**Your goal:**
Gather the lines below that include the string "maximization", copying each in full.
****************
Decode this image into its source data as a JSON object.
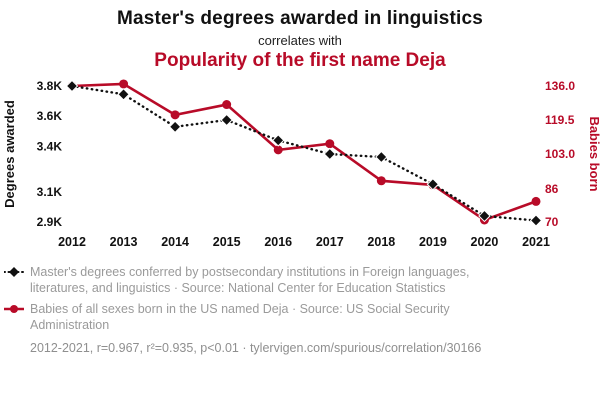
{
  "header": {
    "title": "Master's degrees awarded in linguistics",
    "connector": "correlates with",
    "subtitle": "Popularity of the first name Deja"
  },
  "colors": {
    "accent_red": "#b80b28",
    "series_black": "#111111",
    "legend_gray": "#9a9a9a"
  },
  "legend": [
    {
      "series": "degrees",
      "text": "Master's degrees conferred by postsecondary institutions in Foreign languages, literatures, and linguistics · Source: National Center for Education Statistics"
    },
    {
      "series": "babies",
      "text": "Babies of all sexes born in the US named Deja · Source: US Social Security Administration"
    }
  ],
  "footer": {
    "text": "2012-2021, r=0.967, r²=0.935, p<0.01 · tylervigen.com/spurious/correlation/30166"
  },
  "chart_data": {
    "type": "line",
    "x": [
      2012,
      2013,
      2014,
      2015,
      2016,
      2017,
      2018,
      2019,
      2020,
      2021
    ],
    "series": [
      {
        "name": "Master's degrees awarded in linguistics",
        "axis": "left",
        "color": "black",
        "marker": "diamond",
        "line": "dotted",
        "values": [
          3800,
          3745,
          3530,
          3575,
          3440,
          3350,
          3330,
          3150,
          2940,
          2910
        ]
      },
      {
        "name": "Popularity of the first name Deja",
        "axis": "right",
        "color": "red",
        "marker": "circle",
        "line": "solid",
        "values": [
          136,
          137,
          122,
          127,
          105,
          108,
          90,
          88,
          71,
          80
        ]
      }
    ],
    "left_axis": {
      "label": "Degrees awarded",
      "range": [
        2900,
        3800
      ],
      "ticks": [
        2900,
        3100,
        3400,
        3600,
        3800
      ],
      "tick_labels": [
        "2.9K",
        "3.1K",
        "3.4K",
        "3.6K",
        "3.8K"
      ]
    },
    "right_axis": {
      "label": "Babies born",
      "range": [
        70,
        136
      ],
      "ticks": [
        70,
        86,
        103,
        119.5,
        136
      ],
      "tick_labels": [
        "70",
        "86",
        "103.0",
        "119.5",
        "136.0"
      ]
    },
    "grid": false,
    "legend_position": "bottom-left"
  }
}
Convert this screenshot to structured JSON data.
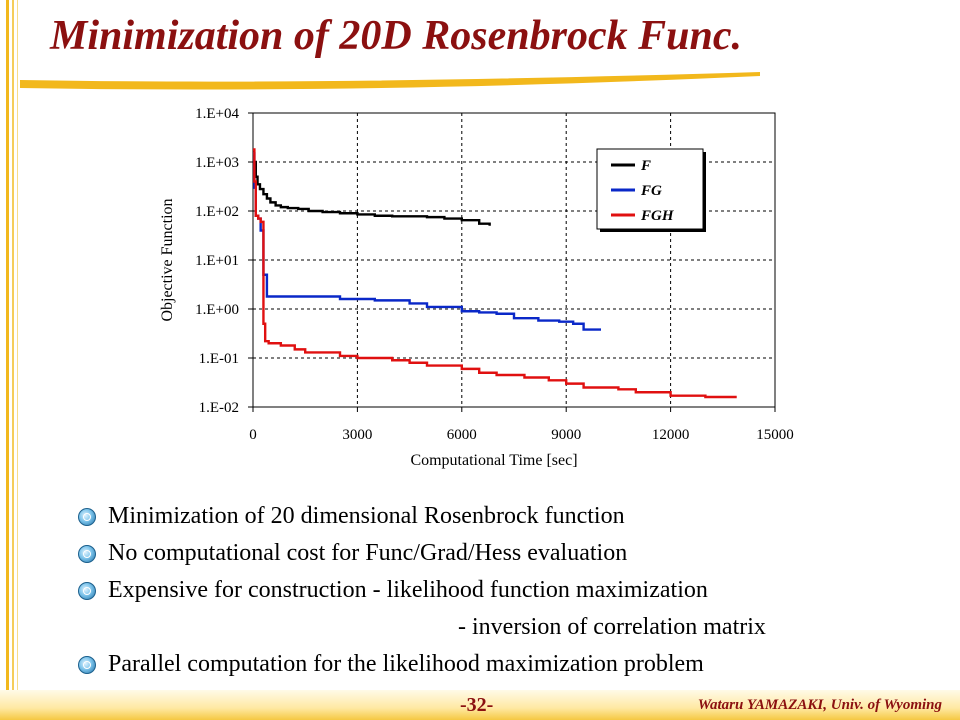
{
  "slide": {
    "title": "Minimization of 20D Rosenbrock Func.",
    "page_number": "-32-",
    "author": "Wataru YAMAZAKI, Univ. of Wyoming",
    "bullets": [
      {
        "icon": "swirl-bullet-icon",
        "text": "Minimization of 20 dimensional  Rosenbrock function"
      },
      {
        "icon": "swirl-bullet-icon",
        "text": "No computational cost for Func/Grad/Hess evaluation"
      },
      {
        "icon": "swirl-bullet-icon",
        "text": "Expensive for construction - likelihood function maximization"
      },
      {
        "icon": "",
        "text": "- inversion of correlation matrix"
      },
      {
        "icon": "swirl-bullet-icon",
        "text": "Parallel computation for the likelihood maximization problem"
      }
    ],
    "colors": {
      "title": "#8b1010",
      "accent_bar": "#f2b81c"
    }
  },
  "chart_data": {
    "type": "line",
    "title": "",
    "xlabel": "Computational Time [sec]",
    "ylabel": "Objective Function",
    "xlim": [
      0,
      15000
    ],
    "ylim": [
      0.01,
      10000
    ],
    "yscale": "log",
    "xticks": [
      0,
      3000,
      6000,
      9000,
      12000,
      15000
    ],
    "xtick_labels": [
      "0",
      "3000",
      "6000",
      "9000",
      "12000",
      "15000"
    ],
    "yticks": [
      0.01,
      0.1,
      1,
      10,
      100,
      1000,
      10000
    ],
    "ytick_labels": [
      "1.E-02",
      "1.E-01",
      "1.E+00",
      "1.E+01",
      "1.E+02",
      "1.E+03",
      "1.E+04"
    ],
    "grid": true,
    "legend_position": "top-right",
    "series": [
      {
        "name": "F",
        "color": "#000000",
        "x": [
          0,
          30,
          80,
          130,
          200,
          300,
          400,
          500,
          650,
          800,
          1000,
          1300,
          1600,
          2000,
          2500,
          3000,
          3500,
          4000,
          5000,
          5500,
          6000,
          6500,
          6800
        ],
        "y": [
          1500,
          1000,
          500,
          350,
          280,
          220,
          180,
          150,
          130,
          120,
          115,
          110,
          100,
          95,
          90,
          85,
          80,
          78,
          75,
          70,
          65,
          55,
          50
        ]
      },
      {
        "name": "FG",
        "color": "#0a28c8",
        "x": [
          0,
          40,
          80,
          150,
          220,
          300,
          400,
          1000,
          2500,
          3000,
          3500,
          4500,
          5000,
          6000,
          6500,
          7000,
          7500,
          8200,
          8800,
          9200,
          9500,
          10000
        ],
        "y": [
          1500,
          300,
          80,
          70,
          40,
          5,
          1.8,
          1.8,
          1.6,
          1.6,
          1.5,
          1.3,
          1.1,
          0.9,
          0.85,
          0.8,
          0.65,
          0.58,
          0.55,
          0.5,
          0.38,
          0.38
        ]
      },
      {
        "name": "FGH",
        "color": "#e01010",
        "x": [
          0,
          40,
          80,
          150,
          220,
          300,
          350,
          450,
          800,
          1200,
          1500,
          2500,
          3000,
          4000,
          4500,
          5000,
          6000,
          6500,
          7000,
          7800,
          8500,
          9000,
          9500,
          10500,
          11000,
          12000,
          13000,
          13900
        ],
        "y": [
          1800,
          400,
          80,
          70,
          60,
          0.5,
          0.22,
          0.2,
          0.18,
          0.15,
          0.13,
          0.11,
          0.1,
          0.09,
          0.08,
          0.07,
          0.06,
          0.05,
          0.045,
          0.04,
          0.035,
          0.03,
          0.025,
          0.023,
          0.02,
          0.017,
          0.016,
          0.016
        ]
      }
    ]
  }
}
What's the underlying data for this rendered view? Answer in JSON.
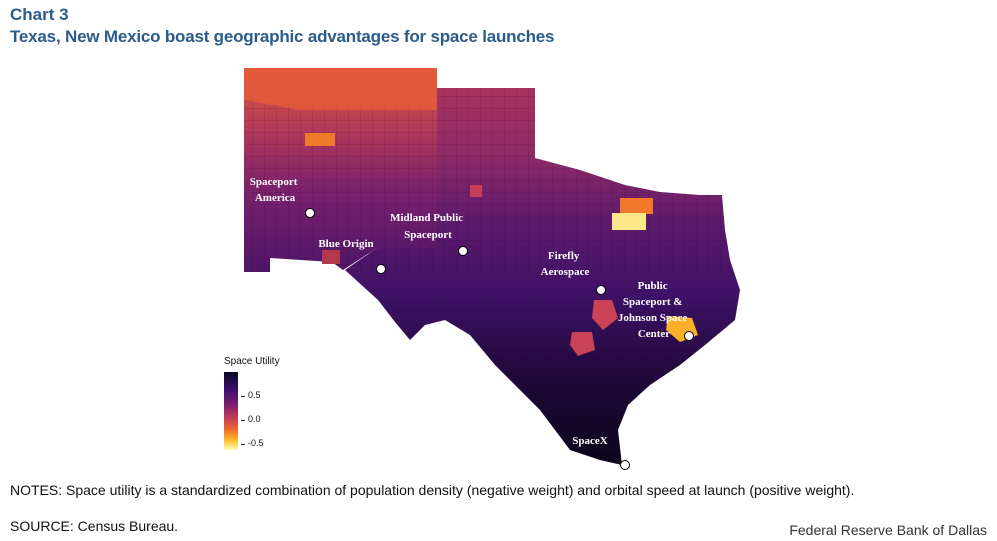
{
  "header": {
    "chart_number": "Chart 3",
    "title": "Texas, New Mexico boast geographic advantages for space launches"
  },
  "legend": {
    "title": "Space Utility",
    "ticks": [
      "0.5",
      "0.0",
      "-0.5"
    ]
  },
  "sites": [
    {
      "lines": [
        "Spaceport",
        "America"
      ]
    },
    {
      "lines": [
        "Blue Origin"
      ]
    },
    {
      "lines": [
        "Midland Public",
        "Spaceport"
      ]
    },
    {
      "lines": [
        "Firefly",
        "Aerospace"
      ]
    },
    {
      "lines": [
        "Public",
        "Spaceport &",
        "Johnson Space",
        "Center"
      ]
    },
    {
      "lines": [
        "SpaceX"
      ]
    }
  ],
  "footer": {
    "notes": "NOTES: Space utility is a standardized combination of population density (negative weight) and orbital speed at launch (positive weight).",
    "source": "SOURCE: Census Bureau.",
    "credit": "Federal Reserve Bank of Dallas"
  },
  "colors": {
    "title": "#2b5c8a",
    "high_utility": "#0b0620",
    "mid_utility": "#7a1f6e",
    "low_utility": "#fcfdbf"
  }
}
****************
**Answer to the problem:**
        "text": "Expensive for construction - likelihood function maximization"
        "text": "Parallel computation for the likelihood maximization problem"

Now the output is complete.